> The records:
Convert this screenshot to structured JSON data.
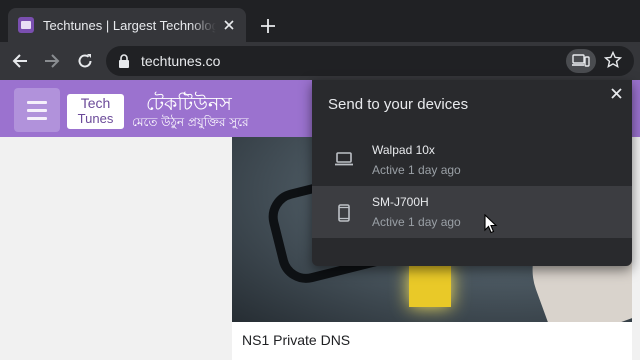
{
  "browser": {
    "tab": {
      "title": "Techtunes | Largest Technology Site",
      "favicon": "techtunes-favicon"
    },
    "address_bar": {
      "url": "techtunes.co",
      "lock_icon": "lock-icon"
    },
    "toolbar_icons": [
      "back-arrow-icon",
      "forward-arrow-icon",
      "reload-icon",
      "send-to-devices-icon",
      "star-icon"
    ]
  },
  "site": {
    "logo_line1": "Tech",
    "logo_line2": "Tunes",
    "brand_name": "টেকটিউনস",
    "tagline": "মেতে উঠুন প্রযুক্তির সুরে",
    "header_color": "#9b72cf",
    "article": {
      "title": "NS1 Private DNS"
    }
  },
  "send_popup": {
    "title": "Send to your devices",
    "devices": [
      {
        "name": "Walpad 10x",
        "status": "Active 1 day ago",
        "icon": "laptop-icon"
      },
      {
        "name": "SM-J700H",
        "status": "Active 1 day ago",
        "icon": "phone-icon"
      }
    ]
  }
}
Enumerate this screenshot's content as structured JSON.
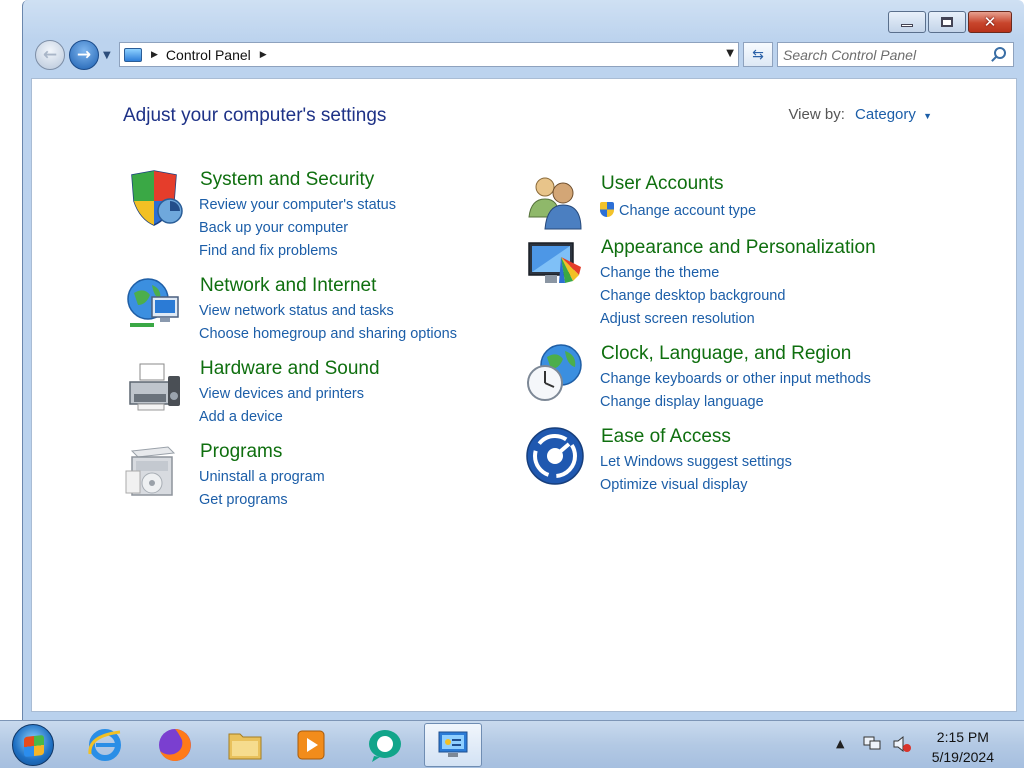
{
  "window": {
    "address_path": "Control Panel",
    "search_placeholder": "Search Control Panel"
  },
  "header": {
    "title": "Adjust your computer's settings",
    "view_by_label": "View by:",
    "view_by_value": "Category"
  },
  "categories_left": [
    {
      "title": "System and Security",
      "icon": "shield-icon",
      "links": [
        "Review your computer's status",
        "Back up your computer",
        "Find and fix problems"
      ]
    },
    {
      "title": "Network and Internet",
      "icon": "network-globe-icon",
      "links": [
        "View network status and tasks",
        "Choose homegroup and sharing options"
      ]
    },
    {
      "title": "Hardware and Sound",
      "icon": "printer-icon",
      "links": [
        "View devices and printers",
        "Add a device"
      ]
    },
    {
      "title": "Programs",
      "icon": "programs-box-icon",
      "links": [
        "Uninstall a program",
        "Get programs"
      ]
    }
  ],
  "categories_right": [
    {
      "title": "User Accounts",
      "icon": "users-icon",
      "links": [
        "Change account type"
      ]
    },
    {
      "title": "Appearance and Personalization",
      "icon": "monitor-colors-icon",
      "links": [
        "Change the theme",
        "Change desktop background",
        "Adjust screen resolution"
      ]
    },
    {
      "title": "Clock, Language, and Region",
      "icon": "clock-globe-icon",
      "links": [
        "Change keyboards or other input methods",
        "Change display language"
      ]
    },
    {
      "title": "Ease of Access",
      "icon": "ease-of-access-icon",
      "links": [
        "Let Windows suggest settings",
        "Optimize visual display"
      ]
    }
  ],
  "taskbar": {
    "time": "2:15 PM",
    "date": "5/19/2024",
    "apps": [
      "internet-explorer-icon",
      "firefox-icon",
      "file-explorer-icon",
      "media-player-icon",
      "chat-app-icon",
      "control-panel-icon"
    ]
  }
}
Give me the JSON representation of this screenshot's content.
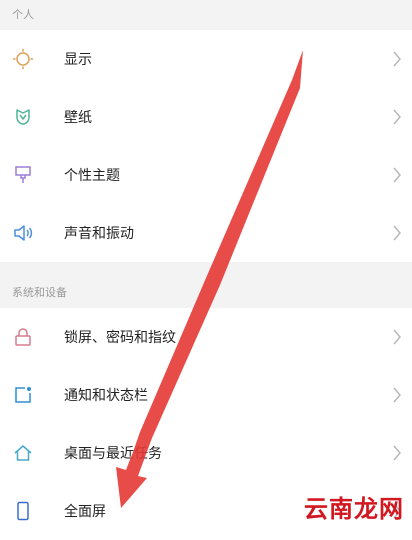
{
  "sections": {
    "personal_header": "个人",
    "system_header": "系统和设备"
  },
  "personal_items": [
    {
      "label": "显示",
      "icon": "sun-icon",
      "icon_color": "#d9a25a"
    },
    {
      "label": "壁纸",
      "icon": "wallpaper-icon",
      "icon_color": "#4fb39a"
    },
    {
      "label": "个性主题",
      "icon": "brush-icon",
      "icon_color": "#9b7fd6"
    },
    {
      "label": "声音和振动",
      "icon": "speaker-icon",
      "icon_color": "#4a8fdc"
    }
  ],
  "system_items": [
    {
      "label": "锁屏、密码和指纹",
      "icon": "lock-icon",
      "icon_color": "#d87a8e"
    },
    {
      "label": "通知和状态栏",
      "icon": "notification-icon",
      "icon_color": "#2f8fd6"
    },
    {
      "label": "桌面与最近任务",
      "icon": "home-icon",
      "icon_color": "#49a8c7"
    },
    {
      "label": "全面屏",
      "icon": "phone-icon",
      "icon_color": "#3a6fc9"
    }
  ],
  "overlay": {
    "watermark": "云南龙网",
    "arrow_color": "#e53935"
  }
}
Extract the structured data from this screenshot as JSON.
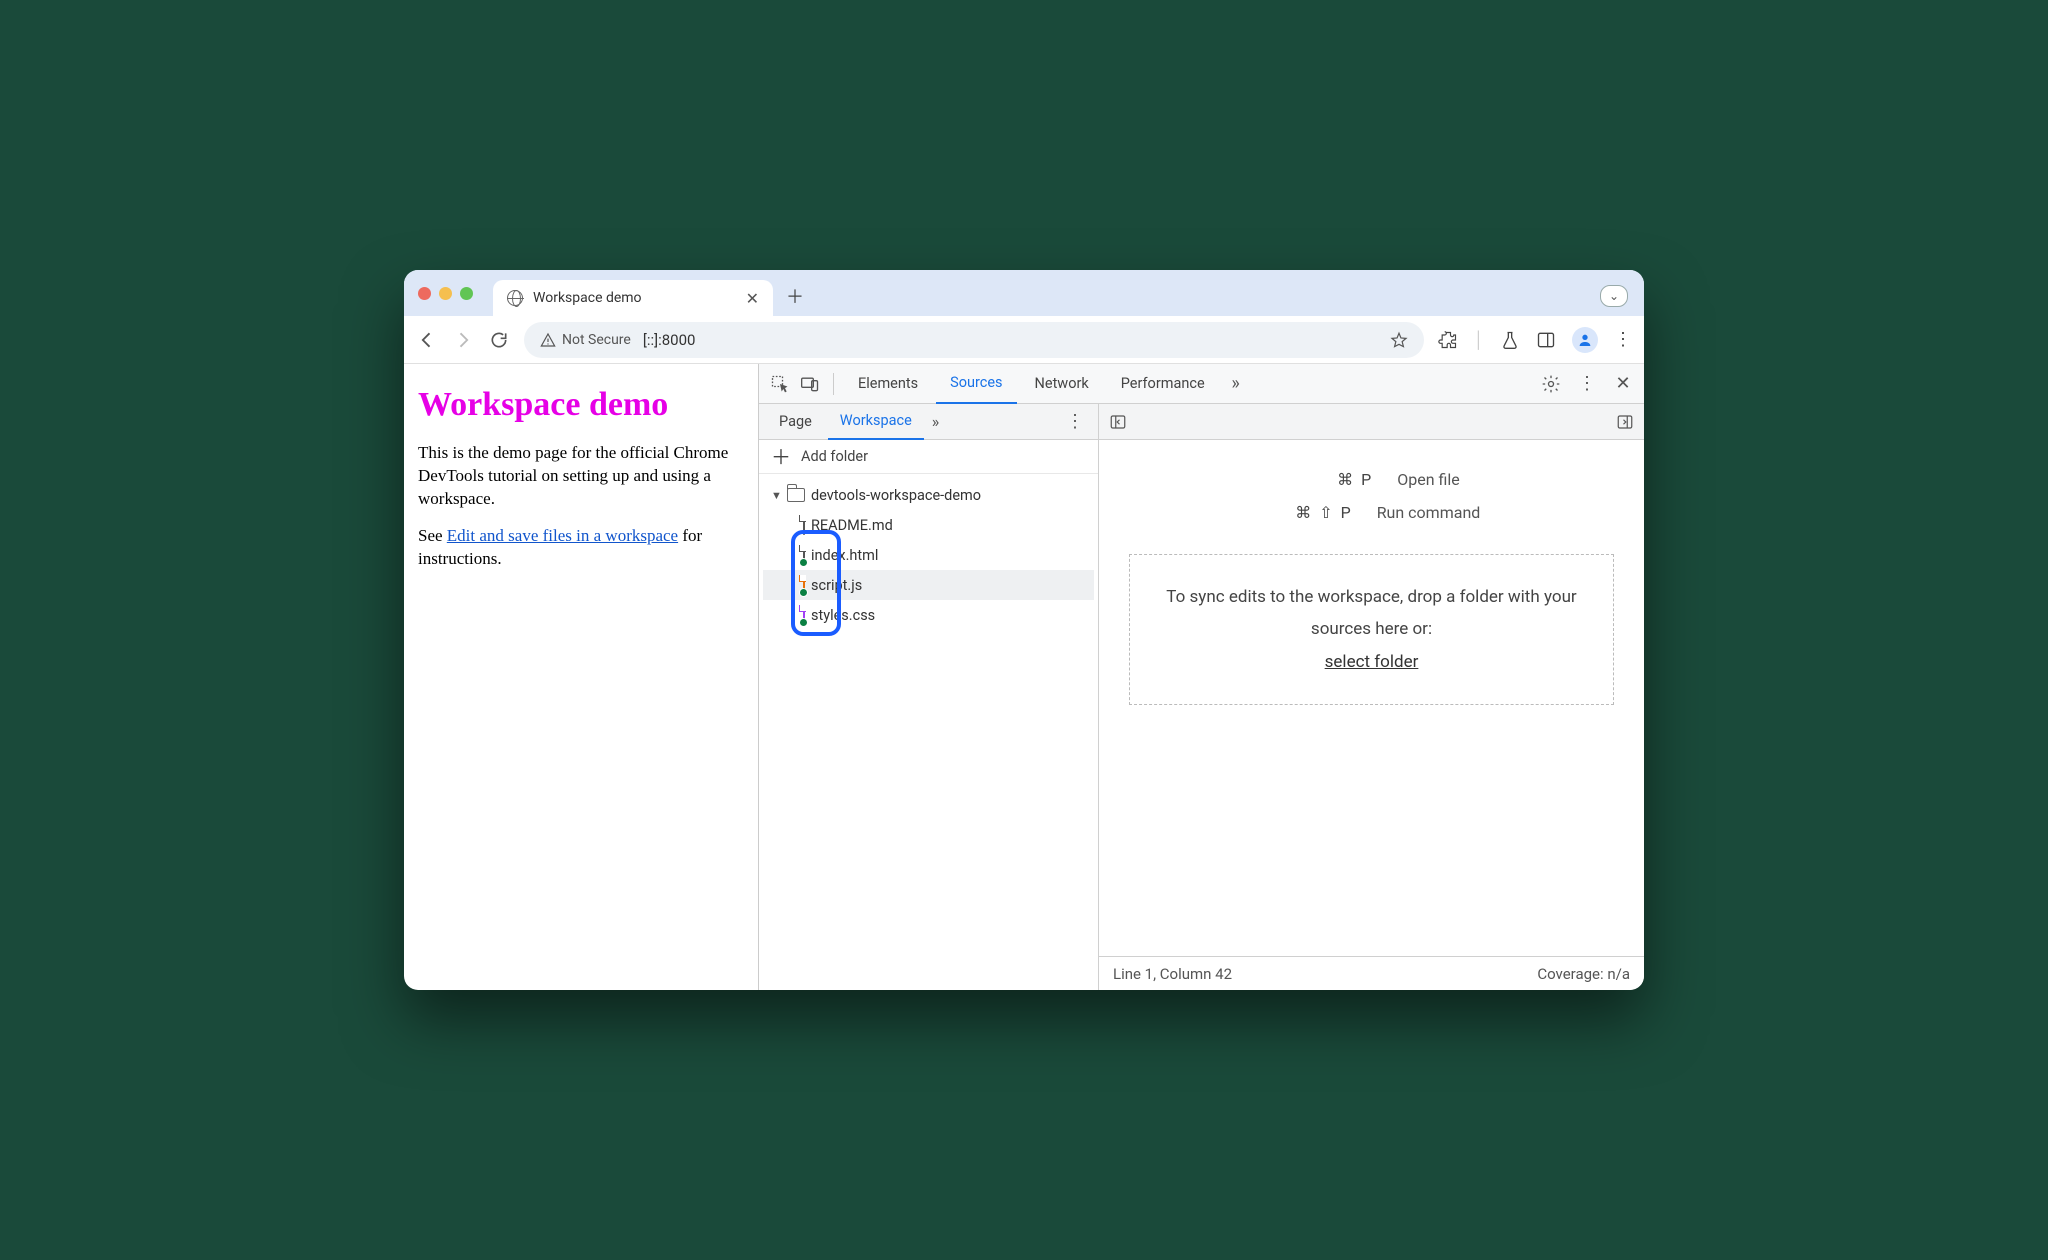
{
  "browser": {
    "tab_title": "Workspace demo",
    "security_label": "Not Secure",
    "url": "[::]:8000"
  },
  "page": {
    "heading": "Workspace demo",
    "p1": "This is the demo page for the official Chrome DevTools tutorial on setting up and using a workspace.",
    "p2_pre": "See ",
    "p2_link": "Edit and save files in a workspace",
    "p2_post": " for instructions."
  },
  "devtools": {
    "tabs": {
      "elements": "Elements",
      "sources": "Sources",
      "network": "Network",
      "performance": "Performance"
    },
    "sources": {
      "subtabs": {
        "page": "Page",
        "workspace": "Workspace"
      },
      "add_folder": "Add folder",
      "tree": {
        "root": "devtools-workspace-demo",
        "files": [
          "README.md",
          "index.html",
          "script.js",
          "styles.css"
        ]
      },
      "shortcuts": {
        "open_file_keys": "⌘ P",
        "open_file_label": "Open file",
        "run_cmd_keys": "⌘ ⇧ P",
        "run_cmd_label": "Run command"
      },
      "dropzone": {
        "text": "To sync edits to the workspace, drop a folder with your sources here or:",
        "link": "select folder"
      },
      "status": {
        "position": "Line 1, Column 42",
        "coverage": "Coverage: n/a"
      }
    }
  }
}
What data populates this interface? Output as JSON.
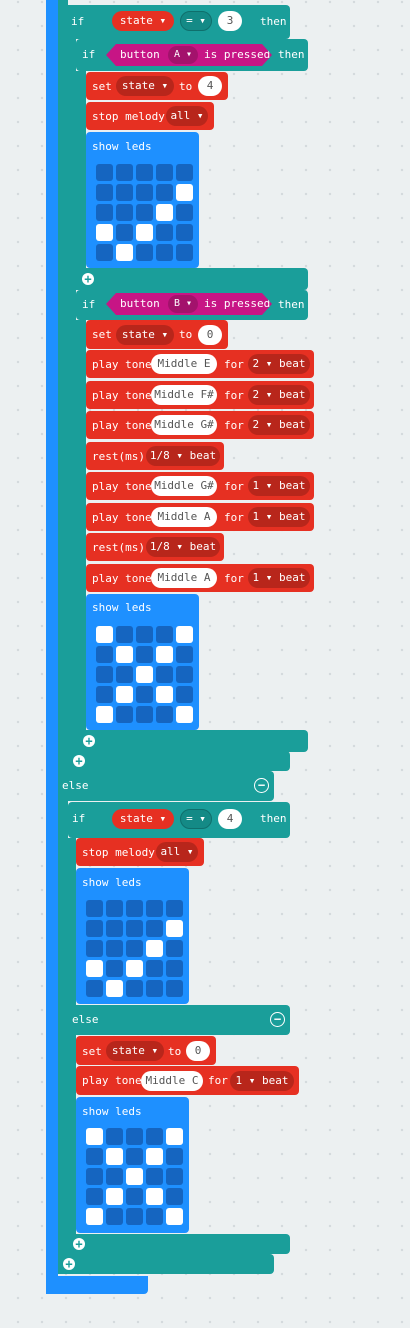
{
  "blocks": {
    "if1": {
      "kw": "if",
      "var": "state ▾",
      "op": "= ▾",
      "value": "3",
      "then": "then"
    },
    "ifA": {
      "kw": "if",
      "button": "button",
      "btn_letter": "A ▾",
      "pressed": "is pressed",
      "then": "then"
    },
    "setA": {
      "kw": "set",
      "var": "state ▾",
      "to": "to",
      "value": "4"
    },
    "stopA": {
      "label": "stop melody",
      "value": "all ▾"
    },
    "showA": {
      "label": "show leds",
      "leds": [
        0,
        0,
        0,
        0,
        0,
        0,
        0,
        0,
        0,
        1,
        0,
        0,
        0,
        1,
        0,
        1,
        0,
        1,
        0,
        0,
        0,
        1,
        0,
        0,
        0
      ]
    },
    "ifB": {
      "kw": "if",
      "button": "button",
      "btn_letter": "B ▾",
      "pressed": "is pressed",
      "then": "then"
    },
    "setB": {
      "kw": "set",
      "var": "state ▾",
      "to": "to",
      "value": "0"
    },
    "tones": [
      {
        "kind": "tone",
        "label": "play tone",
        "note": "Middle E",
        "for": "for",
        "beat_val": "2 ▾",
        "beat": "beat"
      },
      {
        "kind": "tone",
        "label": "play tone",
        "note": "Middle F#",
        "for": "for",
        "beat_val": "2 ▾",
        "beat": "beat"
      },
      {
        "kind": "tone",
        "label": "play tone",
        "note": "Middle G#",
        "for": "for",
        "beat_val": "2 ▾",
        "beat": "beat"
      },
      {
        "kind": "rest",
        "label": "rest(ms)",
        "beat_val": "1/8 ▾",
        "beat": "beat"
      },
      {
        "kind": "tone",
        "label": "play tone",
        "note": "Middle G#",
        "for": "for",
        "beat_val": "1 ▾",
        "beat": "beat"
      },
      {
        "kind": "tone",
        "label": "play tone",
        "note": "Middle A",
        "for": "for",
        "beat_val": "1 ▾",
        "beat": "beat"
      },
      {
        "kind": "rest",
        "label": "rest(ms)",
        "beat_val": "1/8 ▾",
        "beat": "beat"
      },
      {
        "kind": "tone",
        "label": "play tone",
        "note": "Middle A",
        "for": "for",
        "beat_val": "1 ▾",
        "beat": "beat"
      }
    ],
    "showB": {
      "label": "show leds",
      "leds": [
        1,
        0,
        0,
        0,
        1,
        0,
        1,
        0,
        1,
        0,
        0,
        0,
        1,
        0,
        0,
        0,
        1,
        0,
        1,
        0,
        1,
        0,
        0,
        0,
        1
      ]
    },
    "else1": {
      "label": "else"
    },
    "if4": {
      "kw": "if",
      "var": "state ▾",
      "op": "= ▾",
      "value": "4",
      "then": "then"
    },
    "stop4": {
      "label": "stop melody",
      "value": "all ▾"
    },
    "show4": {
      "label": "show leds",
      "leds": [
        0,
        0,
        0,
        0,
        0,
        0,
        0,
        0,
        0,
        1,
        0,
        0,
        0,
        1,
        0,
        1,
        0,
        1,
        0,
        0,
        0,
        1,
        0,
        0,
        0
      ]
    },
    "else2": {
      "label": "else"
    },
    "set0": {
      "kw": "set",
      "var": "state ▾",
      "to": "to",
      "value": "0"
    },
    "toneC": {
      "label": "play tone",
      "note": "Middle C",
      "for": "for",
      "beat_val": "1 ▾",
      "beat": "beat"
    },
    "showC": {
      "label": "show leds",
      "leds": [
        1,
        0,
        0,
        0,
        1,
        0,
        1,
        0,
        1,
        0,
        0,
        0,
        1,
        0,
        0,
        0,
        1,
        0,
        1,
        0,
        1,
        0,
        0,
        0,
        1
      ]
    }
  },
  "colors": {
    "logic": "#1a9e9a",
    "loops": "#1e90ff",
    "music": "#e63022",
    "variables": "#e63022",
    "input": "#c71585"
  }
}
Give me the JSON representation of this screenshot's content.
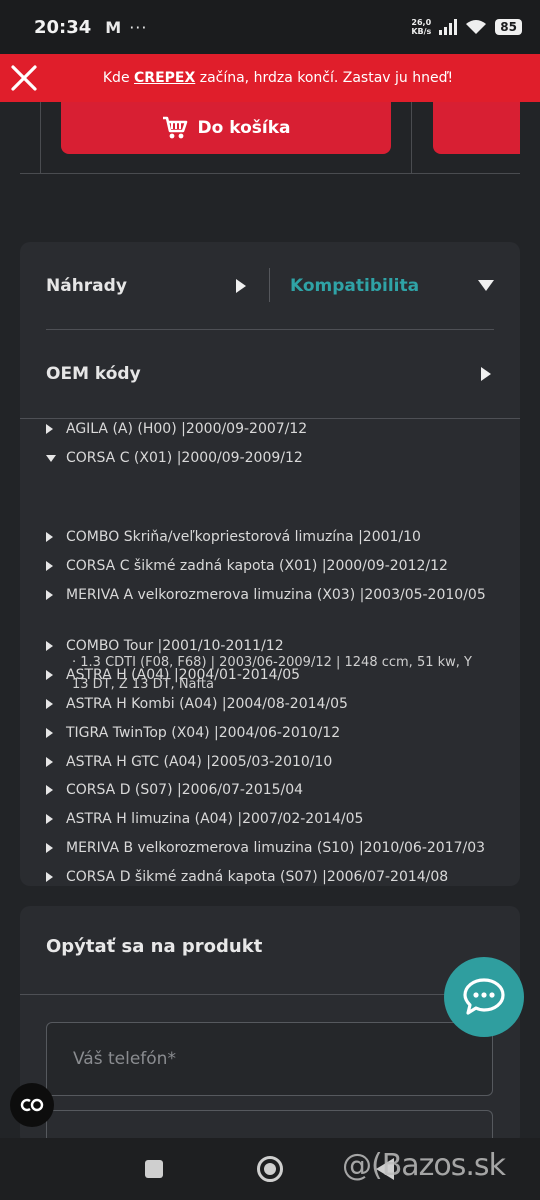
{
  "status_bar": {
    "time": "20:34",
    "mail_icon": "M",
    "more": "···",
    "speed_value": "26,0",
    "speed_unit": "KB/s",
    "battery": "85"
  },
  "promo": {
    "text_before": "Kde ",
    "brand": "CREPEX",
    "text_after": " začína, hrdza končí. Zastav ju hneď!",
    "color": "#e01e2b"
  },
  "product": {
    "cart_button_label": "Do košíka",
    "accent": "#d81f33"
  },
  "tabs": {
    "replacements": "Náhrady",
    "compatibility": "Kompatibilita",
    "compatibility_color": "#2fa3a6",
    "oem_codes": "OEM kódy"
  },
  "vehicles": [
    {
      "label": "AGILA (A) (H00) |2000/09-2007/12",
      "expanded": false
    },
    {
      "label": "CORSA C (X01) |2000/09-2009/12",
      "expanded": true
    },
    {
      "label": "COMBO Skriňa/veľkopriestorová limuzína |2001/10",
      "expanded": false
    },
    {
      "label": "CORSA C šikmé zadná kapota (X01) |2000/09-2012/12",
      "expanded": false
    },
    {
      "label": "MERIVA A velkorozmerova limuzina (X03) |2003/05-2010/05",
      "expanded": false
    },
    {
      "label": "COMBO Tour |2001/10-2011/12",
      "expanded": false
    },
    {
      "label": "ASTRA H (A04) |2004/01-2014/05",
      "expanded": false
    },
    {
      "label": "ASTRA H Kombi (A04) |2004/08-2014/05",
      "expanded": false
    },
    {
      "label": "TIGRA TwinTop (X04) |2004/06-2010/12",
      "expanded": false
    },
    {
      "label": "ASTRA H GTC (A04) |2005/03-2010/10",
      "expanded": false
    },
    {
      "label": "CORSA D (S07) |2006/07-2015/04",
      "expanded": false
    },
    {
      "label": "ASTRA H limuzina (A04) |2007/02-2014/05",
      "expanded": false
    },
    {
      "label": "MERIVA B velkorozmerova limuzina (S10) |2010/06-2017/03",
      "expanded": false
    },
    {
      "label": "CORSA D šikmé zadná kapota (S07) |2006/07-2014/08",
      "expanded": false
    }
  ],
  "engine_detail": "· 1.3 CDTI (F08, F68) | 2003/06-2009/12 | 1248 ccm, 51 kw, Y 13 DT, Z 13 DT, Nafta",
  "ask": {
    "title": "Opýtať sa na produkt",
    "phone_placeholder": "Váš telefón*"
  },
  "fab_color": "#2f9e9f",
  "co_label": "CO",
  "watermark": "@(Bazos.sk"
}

> Instruction:
Pick out the lines containing the string "devices".

> Exercise answer:
      "send-to-devices-icon",
    "title": "Send to your devices",
    "devices": [
        "View devices and printers",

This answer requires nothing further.